:: Problem requirements ::
Find every line in the rows below that contains the word "Tong", with matching case, and copy each of those lines.

:: Stored data ::
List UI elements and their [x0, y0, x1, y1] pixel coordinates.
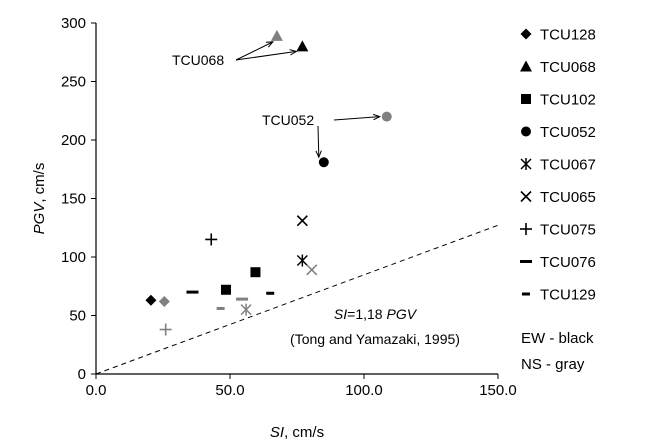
legend-label-tcu067: TCU067 [540, 157, 596, 174]
point-tcu102-ew [250, 267, 261, 278]
point-tcu068-ew [296, 40, 309, 52]
legend-marker-tcu128 [520, 28, 532, 40]
legend-label-tcu052: TCU052 [540, 124, 596, 141]
legend-marker-tcu102 [521, 94, 531, 104]
point-tcu068-ns [270, 29, 283, 41]
y-tick-label: 100 [61, 249, 86, 266]
legend-label-tcu102: TCU102 [540, 92, 596, 109]
point-tcu067-ns [240, 303, 252, 316]
legend-marker-tcu065 [520, 190, 532, 203]
x-axis-title: SI, cm/s [270, 424, 324, 441]
point-tcu052-ew [318, 157, 329, 168]
legend-marker-tcu067 [520, 158, 532, 170]
arrow-tcu068-ew [235, 49, 298, 61]
legend-marker-tcu052 [521, 126, 531, 137]
point-tcu102-ew [220, 284, 231, 295]
arrow-tcu052-ew [315, 125, 322, 159]
legend-marker-tcu068 [520, 60, 532, 72]
plot-area: SI=1,18 PGV (Tong and Yamazaki, 1995) TCU0… [95, 29, 499, 375]
x-tick-label: 100.0 [345, 382, 383, 399]
x-tick-label: 150.0 [479, 382, 517, 399]
legend-label-tcu129: TCU129 [540, 287, 596, 304]
annotation-tcu068: TCU068 [172, 52, 224, 68]
reference-citation: (Tong and Yamazaki, 1995) [290, 331, 460, 347]
reference-line [95, 224, 499, 375]
x-tick-label: 50.0 [215, 382, 244, 399]
axes: 0 50 100 150 200 250 300 0.0 50.0 100.0 150.0 SI, c… [31, 15, 517, 441]
legend-label-tcu076: TCU076 [540, 254, 596, 271]
color-key-ns: NS - gray [521, 356, 585, 373]
y-tick-label: 150 [61, 191, 86, 208]
annotation-tcu052: TCU052 [262, 112, 314, 128]
color-key-ew: EW - black [521, 330, 594, 347]
point-tcu065-ew [296, 215, 308, 227]
legend-label-tcu065: TCU065 [540, 189, 596, 206]
legend: TCU128 TCU068 TCU102 TCU052 TCU067 TCU065 TCU0… [520, 27, 596, 373]
point-tcu065-ns [306, 264, 318, 276]
point-tcu128-ew [145, 294, 157, 306]
x-tick-label: 0.0 [86, 382, 107, 399]
y-tick-label: 300 [61, 15, 86, 32]
reference-line-label: SI=1,18 PGV [334, 306, 418, 322]
y-tick-label: 250 [61, 74, 86, 91]
legend-marker-tcu075 [520, 223, 532, 235]
y-tick-label: 0 [78, 366, 86, 383]
point-tcu052-ns [381, 111, 392, 122]
legend-label-tcu075: TCU075 [540, 222, 596, 239]
legend-label-tcu128: TCU128 [540, 27, 596, 44]
legend-label-tcu068: TCU068 [540, 59, 596, 76]
y-tick-label: 50 [69, 308, 86, 325]
arrow-tcu068-ns [235, 41, 275, 61]
point-tcu128-ns [158, 295, 170, 307]
point-tcu075-ns [159, 323, 172, 336]
y-axis-title: PGV, cm/s [31, 163, 48, 235]
point-tcu075-ew [205, 233, 218, 246]
point-tcu067-ew [296, 254, 308, 267]
y-tick-label: 200 [61, 132, 86, 149]
arrow-tcu052-ns [333, 113, 382, 121]
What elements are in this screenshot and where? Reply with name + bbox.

:: Result for this exercise ::
plot-area: SI=1,18 PGV (Tong and Yamazaki, 1995) TCU0… [95, 29, 499, 375]
reference-citation: (Tong and Yamazaki, 1995) [290, 331, 460, 347]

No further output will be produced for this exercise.